» TASK DIRECTIONS
Exclude the pictures, then repeat the remaining data exactly.
────
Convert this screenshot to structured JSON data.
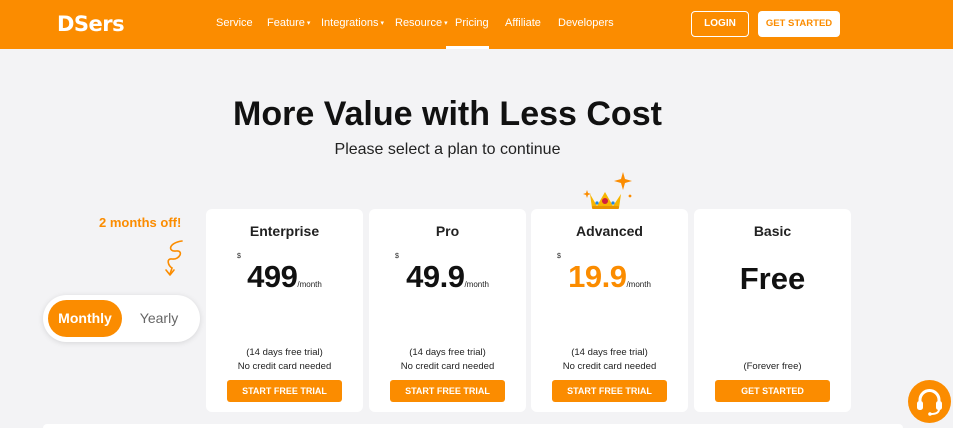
{
  "brand": {
    "name": "DSers",
    "accent": "#fb8c00"
  },
  "nav": {
    "items": [
      {
        "label": "Service",
        "dropdown": false
      },
      {
        "label": "Feature",
        "dropdown": true
      },
      {
        "label": "Integrations",
        "dropdown": true
      },
      {
        "label": "Resource",
        "dropdown": true
      },
      {
        "label": "Pricing",
        "dropdown": false,
        "active": true
      },
      {
        "label": "Affiliate",
        "dropdown": false
      },
      {
        "label": "Developers",
        "dropdown": false
      }
    ],
    "login_label": "LOGIN",
    "get_started_label": "GET STARTED"
  },
  "hero": {
    "title": "More Value with Less Cost",
    "subtitle": "Please select a plan to continue"
  },
  "billing": {
    "promo": "2 months off!",
    "options": [
      "Monthly",
      "Yearly"
    ],
    "selected": "Monthly"
  },
  "plans": [
    {
      "name": "Enterprise",
      "currency": "$",
      "price": "499",
      "period": "/month",
      "trial": "(14 days free trial)",
      "note": "No credit card needed",
      "cta": "START FREE TRIAL"
    },
    {
      "name": "Pro",
      "currency": "$",
      "price": "49.9",
      "period": "/month",
      "trial": "(14 days free trial)",
      "note": "No credit card needed",
      "cta": "START FREE TRIAL"
    },
    {
      "name": "Advanced",
      "currency": "$",
      "price": "19.9",
      "period": "/month",
      "trial": "(14 days free trial)",
      "note": "No credit card needed",
      "cta": "START FREE TRIAL",
      "highlight": true,
      "badge_icon": "crown-icon"
    },
    {
      "name": "Basic",
      "price": "Free",
      "note": "(Forever free)",
      "cta": "GET STARTED"
    }
  ],
  "icons": {
    "nav_caret": "▾",
    "support": "headset-icon"
  }
}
────
» EXERCISE RESPONSE
Convert this screenshot to structured JSON data.
{
  "brand": {
    "name": "DSers",
    "accent": "#fb8c00"
  },
  "nav": {
    "items": [
      {
        "label": "Service",
        "dropdown": false
      },
      {
        "label": "Feature",
        "dropdown": true
      },
      {
        "label": "Integrations",
        "dropdown": true
      },
      {
        "label": "Resource",
        "dropdown": true
      },
      {
        "label": "Pricing",
        "dropdown": false,
        "active": true
      },
      {
        "label": "Affiliate",
        "dropdown": false
      },
      {
        "label": "Developers",
        "dropdown": false
      }
    ],
    "login_label": "LOGIN",
    "get_started_label": "GET STARTED"
  },
  "hero": {
    "title": "More Value with Less Cost",
    "subtitle": "Please select a plan to continue"
  },
  "billing": {
    "promo": "2 months off!",
    "options": [
      "Monthly",
      "Yearly"
    ],
    "selected": "Monthly"
  },
  "plans": [
    {
      "name": "Enterprise",
      "currency": "$",
      "price": "499",
      "period": "/month",
      "trial": "(14 days free trial)",
      "note": "No credit card needed",
      "cta": "START FREE TRIAL"
    },
    {
      "name": "Pro",
      "currency": "$",
      "price": "49.9",
      "period": "/month",
      "trial": "(14 days free trial)",
      "note": "No credit card needed",
      "cta": "START FREE TRIAL"
    },
    {
      "name": "Advanced",
      "currency": "$",
      "price": "19.9",
      "period": "/month",
      "trial": "(14 days free trial)",
      "note": "No credit card needed",
      "cta": "START FREE TRIAL",
      "highlight": true,
      "badge_icon": "crown-icon"
    },
    {
      "name": "Basic",
      "price": "Free",
      "note": "(Forever free)",
      "cta": "GET STARTED"
    }
  ],
  "icons": {
    "nav_caret": "▾",
    "support": "headset-icon"
  }
}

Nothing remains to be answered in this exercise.